### EXERCISE PROMPT
Could you format everything from the start of the records down to the line containing "- page-preview: 62%: [68, 614, 346, 1006]", that line included, as a numbered list with blank lines left out?
::: ENTRIES :::
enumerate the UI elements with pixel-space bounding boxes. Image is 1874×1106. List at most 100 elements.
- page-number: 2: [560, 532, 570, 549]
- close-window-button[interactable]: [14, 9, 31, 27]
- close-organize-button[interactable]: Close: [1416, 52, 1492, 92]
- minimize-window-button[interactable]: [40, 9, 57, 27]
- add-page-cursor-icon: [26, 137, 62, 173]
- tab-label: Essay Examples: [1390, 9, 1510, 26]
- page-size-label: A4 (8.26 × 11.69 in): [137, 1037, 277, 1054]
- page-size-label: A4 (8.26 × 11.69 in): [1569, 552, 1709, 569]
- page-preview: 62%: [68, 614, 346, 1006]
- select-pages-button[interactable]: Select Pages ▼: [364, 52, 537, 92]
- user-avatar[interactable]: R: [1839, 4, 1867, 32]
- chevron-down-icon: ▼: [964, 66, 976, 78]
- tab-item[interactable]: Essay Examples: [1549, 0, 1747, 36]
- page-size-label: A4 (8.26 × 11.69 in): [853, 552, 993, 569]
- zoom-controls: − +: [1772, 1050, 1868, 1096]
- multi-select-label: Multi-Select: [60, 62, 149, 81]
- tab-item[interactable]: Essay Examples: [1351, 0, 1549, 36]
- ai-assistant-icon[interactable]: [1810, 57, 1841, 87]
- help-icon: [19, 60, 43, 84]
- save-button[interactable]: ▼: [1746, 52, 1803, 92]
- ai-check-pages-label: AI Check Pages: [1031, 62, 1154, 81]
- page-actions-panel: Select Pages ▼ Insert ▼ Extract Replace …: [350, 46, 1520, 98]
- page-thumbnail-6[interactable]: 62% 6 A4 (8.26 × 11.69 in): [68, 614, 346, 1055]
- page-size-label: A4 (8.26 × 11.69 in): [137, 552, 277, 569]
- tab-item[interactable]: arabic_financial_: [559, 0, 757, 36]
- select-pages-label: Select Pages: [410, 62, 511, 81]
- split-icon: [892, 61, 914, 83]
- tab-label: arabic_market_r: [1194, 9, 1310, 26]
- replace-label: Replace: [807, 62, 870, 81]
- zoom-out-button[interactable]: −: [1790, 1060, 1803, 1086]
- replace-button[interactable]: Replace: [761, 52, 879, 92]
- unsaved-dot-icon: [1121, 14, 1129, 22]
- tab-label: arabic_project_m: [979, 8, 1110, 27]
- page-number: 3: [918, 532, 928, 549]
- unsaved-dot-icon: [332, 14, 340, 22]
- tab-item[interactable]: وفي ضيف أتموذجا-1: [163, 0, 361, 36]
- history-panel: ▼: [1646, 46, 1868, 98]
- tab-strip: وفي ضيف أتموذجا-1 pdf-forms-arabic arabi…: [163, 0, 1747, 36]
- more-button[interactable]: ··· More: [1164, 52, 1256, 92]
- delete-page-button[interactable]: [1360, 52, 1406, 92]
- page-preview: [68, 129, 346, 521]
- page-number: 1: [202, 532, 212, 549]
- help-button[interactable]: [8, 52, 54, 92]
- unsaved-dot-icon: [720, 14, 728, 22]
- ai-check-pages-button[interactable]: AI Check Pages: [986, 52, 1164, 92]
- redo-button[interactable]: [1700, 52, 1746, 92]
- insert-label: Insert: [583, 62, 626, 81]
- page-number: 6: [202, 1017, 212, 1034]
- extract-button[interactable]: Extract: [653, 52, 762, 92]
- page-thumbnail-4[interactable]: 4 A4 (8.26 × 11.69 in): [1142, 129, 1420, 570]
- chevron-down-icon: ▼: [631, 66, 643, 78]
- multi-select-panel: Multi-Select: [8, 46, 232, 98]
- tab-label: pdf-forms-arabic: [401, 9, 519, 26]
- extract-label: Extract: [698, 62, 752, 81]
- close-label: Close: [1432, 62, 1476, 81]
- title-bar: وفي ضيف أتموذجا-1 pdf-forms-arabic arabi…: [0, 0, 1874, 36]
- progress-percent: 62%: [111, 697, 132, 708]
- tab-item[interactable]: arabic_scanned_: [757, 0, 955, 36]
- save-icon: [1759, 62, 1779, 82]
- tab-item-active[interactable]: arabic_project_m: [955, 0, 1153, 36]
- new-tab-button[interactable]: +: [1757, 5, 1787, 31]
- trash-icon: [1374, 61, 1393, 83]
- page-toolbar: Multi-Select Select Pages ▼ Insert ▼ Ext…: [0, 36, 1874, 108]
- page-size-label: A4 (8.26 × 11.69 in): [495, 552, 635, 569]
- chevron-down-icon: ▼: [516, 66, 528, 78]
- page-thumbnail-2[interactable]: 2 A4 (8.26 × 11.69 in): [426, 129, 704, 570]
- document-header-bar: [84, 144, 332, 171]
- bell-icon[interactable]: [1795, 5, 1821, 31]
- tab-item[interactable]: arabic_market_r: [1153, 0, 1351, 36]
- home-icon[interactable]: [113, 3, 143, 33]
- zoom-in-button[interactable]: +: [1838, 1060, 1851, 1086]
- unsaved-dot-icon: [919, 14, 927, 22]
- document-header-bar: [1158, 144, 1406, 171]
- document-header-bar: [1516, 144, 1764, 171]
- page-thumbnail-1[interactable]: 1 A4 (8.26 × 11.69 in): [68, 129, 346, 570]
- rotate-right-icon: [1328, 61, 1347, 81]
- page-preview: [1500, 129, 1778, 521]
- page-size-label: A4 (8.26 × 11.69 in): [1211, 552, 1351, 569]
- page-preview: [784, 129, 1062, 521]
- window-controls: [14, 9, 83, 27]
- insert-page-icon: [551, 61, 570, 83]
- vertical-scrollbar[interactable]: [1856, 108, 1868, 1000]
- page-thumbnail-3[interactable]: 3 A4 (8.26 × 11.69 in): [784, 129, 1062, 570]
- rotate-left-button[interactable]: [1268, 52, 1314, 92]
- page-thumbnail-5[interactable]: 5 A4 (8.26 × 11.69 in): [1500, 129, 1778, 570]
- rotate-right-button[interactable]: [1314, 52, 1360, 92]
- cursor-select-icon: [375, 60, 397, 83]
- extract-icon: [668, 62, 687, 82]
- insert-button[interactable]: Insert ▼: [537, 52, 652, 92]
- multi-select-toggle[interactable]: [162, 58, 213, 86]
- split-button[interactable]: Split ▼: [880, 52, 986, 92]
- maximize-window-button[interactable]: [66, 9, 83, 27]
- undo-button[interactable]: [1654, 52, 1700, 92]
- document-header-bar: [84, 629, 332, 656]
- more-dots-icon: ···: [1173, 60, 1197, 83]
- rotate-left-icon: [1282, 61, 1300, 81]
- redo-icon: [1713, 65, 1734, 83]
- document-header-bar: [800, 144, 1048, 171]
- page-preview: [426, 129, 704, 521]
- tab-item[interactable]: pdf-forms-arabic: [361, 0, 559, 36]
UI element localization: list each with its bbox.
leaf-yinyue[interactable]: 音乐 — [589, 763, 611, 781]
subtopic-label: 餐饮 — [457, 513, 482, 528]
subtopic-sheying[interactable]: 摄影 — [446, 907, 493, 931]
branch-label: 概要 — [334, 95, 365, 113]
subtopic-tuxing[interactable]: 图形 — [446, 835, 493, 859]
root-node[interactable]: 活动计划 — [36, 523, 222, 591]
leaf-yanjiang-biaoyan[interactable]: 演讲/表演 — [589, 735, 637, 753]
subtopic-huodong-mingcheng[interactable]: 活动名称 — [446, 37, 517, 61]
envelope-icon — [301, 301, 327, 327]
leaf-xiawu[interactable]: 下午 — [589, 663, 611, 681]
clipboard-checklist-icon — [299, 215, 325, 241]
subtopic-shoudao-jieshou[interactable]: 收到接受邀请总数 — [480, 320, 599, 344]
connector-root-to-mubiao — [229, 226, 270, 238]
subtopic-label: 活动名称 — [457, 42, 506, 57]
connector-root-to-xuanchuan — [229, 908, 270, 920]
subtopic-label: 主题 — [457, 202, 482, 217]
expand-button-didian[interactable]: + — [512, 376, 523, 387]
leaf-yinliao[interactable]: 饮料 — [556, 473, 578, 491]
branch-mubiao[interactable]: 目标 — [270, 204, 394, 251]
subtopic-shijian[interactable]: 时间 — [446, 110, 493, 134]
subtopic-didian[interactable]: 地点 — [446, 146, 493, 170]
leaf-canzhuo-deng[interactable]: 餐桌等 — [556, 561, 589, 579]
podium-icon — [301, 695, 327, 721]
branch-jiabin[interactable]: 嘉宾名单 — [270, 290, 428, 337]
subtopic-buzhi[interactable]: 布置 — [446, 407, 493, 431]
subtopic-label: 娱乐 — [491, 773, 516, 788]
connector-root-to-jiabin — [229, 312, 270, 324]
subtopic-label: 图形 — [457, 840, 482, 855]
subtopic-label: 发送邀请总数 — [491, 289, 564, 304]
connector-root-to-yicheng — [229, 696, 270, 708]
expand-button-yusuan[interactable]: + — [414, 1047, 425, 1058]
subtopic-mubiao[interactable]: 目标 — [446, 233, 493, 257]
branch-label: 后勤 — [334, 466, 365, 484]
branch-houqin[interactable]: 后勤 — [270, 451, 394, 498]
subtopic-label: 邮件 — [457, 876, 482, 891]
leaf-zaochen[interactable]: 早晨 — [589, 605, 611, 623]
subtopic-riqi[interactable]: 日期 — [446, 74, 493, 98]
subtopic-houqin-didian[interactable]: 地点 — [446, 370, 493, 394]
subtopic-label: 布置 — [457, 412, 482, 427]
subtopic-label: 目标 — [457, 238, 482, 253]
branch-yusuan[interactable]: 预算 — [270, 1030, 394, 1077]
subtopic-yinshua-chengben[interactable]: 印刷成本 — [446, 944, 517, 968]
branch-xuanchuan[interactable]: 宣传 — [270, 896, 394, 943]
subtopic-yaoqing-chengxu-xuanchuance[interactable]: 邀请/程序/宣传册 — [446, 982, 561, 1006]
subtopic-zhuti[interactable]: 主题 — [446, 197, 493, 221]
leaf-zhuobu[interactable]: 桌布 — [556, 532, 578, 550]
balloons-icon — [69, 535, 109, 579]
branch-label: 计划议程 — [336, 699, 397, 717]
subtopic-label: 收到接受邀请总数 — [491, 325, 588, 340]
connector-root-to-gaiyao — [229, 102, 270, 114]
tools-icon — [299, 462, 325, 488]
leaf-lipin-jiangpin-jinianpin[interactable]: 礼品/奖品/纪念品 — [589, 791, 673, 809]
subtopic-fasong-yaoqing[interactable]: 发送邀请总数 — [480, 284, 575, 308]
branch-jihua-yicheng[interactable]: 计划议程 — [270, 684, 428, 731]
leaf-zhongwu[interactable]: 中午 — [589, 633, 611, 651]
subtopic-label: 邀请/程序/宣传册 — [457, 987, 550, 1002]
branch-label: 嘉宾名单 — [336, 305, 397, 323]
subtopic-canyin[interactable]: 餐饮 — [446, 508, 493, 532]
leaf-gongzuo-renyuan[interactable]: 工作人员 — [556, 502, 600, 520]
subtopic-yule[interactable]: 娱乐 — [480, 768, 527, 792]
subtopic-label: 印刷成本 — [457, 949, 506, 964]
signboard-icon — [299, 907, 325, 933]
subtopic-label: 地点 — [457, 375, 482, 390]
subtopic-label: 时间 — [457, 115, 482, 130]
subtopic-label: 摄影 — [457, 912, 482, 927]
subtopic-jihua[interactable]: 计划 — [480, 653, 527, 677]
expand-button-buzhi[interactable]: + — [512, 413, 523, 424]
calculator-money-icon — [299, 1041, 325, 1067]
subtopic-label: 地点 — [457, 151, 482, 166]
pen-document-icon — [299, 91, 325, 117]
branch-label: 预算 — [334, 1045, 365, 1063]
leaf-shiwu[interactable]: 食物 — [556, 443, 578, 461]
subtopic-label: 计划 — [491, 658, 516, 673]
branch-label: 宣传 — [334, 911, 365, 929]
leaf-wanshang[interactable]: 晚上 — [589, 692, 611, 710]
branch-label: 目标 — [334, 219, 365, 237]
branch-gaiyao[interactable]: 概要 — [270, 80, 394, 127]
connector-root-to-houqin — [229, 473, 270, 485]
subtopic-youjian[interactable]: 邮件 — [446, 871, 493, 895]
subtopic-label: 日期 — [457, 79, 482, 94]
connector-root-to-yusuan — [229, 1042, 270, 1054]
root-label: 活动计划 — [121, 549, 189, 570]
:::
### WRITTEN ANSWER
1. enumerate the UI elements with pixel-space bounding boxes. Image is 1874×1106. List at most 100 elements.
2. - page-number: 2: [560, 532, 570, 549]
3. - close-window-button[interactable]: [14, 9, 31, 27]
4. - close-organize-button[interactable]: Close: [1416, 52, 1492, 92]
5. - minimize-window-button[interactable]: [40, 9, 57, 27]
6. - add-page-cursor-icon: [26, 137, 62, 173]
7. - tab-label: Essay Examples: [1390, 9, 1510, 26]
8. - page-size-label: A4 (8.26 × 11.69 in): [137, 1037, 277, 1054]
9. - page-size-label: A4 (8.26 × 11.69 in): [1569, 552, 1709, 569]
10. - page-preview: 62%: [68, 614, 346, 1006]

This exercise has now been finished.